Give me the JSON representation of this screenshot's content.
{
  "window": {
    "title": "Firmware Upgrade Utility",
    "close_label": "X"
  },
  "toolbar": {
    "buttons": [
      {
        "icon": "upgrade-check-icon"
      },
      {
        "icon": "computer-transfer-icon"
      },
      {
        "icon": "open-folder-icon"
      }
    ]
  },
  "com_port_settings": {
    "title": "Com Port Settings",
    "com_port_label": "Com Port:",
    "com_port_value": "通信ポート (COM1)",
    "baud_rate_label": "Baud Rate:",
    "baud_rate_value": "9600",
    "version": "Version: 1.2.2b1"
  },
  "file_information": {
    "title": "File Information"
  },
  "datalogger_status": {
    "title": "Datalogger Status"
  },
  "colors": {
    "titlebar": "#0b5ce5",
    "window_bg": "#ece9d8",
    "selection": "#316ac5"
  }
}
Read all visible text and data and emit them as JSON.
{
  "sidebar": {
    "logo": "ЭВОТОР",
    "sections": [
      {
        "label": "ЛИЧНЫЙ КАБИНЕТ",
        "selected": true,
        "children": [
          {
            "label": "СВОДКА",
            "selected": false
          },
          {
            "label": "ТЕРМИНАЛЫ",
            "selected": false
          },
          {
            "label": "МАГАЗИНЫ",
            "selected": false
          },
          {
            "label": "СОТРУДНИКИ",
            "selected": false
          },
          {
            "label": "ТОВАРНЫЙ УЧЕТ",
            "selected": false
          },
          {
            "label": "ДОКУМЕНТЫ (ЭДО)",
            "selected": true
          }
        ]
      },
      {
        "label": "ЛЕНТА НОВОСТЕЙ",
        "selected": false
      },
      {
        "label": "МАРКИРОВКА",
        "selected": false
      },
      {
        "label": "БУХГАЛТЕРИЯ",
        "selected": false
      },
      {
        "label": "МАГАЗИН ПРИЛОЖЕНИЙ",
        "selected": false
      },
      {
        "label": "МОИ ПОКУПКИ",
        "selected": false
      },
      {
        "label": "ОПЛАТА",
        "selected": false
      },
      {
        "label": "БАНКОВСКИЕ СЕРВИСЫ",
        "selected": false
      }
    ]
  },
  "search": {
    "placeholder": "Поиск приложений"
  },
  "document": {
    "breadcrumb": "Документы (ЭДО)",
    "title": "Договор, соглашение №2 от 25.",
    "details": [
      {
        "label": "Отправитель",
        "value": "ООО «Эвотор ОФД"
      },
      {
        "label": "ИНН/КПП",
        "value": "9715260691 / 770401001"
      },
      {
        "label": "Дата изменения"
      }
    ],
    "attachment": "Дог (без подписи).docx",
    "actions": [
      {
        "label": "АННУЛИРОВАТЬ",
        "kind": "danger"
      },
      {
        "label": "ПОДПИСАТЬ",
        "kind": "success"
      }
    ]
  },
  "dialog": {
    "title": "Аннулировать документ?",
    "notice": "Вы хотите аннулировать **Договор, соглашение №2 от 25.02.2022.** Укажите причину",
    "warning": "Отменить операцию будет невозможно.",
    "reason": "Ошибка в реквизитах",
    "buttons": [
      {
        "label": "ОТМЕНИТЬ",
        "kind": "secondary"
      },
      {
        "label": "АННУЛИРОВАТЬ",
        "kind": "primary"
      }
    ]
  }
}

▬▬▬

— Task objective —
From the listing above, extract every line exactly as it stands.

— Written answer —
Give me the JSON representation of this screenshot's content.
{
  "window": {
    "title": "Firmware Upgrade Utility",
    "close_label": "X"
  },
  "toolbar": {
    "buttons": [
      {
        "icon": "upgrade-check-icon"
      },
      {
        "icon": "computer-transfer-icon"
      },
      {
        "icon": "open-folder-icon"
      }
    ]
  },
  "com_port_settings": {
    "title": "Com Port Settings",
    "com_port_label": "Com Port:",
    "com_port_value": "通信ポート (COM1)",
    "baud_rate_label": "Baud Rate:",
    "baud_rate_value": "9600",
    "version": "Version: 1.2.2b1"
  },
  "file_information": {
    "title": "File Information"
  },
  "datalogger_status": {
    "title": "Datalogger Status"
  },
  "colors": {
    "titlebar": "#0b5ce5",
    "window_bg": "#ece9d8",
    "selection": "#316ac5"
  }
}
Read all visible text and data and emit them as JSON.
{
  "sidebar": {
    "logo": "ЭВОТОР",
    "sections": [
      {
        "label": "ЛИЧНЫЙ КАБИНЕТ",
        "selected": true,
        "children": [
          {
            "label": "СВОДКА",
            "selected": false
          },
          {
            "label": "ТЕРМИНАЛЫ",
            "selected": false
          },
          {
            "label": "МАГАЗИНЫ",
            "selected": false
          },
          {
            "label": "СОТРУДНИКИ",
            "selected": false
          },
          {
            "label": "ТОВАРНЫЙ УЧЕТ",
            "selected": false
          },
          {
            "label": "ДОКУМЕНТЫ (ЭДО)",
            "selected": true
          }
        ]
      },
      {
        "label": "ЛЕНТА НОВОСТЕЙ",
        "selected": false
      },
      {
        "label": "МАРКИРОВКА",
        "selected": false
      },
      {
        "label": "БУХГАЛТЕРИЯ",
        "selected": false
      },
      {
        "label": "МАГАЗИН ПРИЛОЖЕНИЙ",
        "selected": false
      },
      {
        "label": "МОИ ПОКУПКИ",
        "selected": false
      },
      {
        "label": "ОПЛАТА",
        "selected": false
      },
      {
        "label": "БАНКОВСКИЕ СЕРВИСЫ",
        "selected": false
      }
    ]
  },
  "search": {
    "placeholder": "Поиск приложений"
  },
  "document": {
    "breadcrumb": "Документы (ЭДО)",
    "title": "Договор, соглашение №2 от 25.",
    "details": [
      {
        "label": "Отправитель",
        "value": "ООО «Эвотор ОФД"
      },
      {
        "label": "ИНН/КПП",
        "value": "9715260691 / 770401001"
      },
      {
        "label": "Дата изменения"
      }
    ],
    "attachment": "Дог (без подписи).docx",
    "actions": [
      {
        "label": "АННУЛИРОВАТЬ",
        "kind": "danger"
      },
      {
        "label": "ПОДПИСАТЬ",
        "kind": "success"
      }
    ]
  },
  "dialog": {
    "title": "Аннулировать документ?",
    "notice": "Вы хотите аннулировать **Договор, соглашение №2 от 25.02.2022.** Укажите причину",
    "warning": "Отменить операцию будет невозможно.",
    "reason": "Ошибка в реквизитах",
    "buttons": [
      {
        "label": "ОТМЕНИТЬ",
        "kind": "secondary"
      },
      {
        "label": "АННУЛИРОВАТЬ",
        "kind": "primary"
      }
    ]
  }
}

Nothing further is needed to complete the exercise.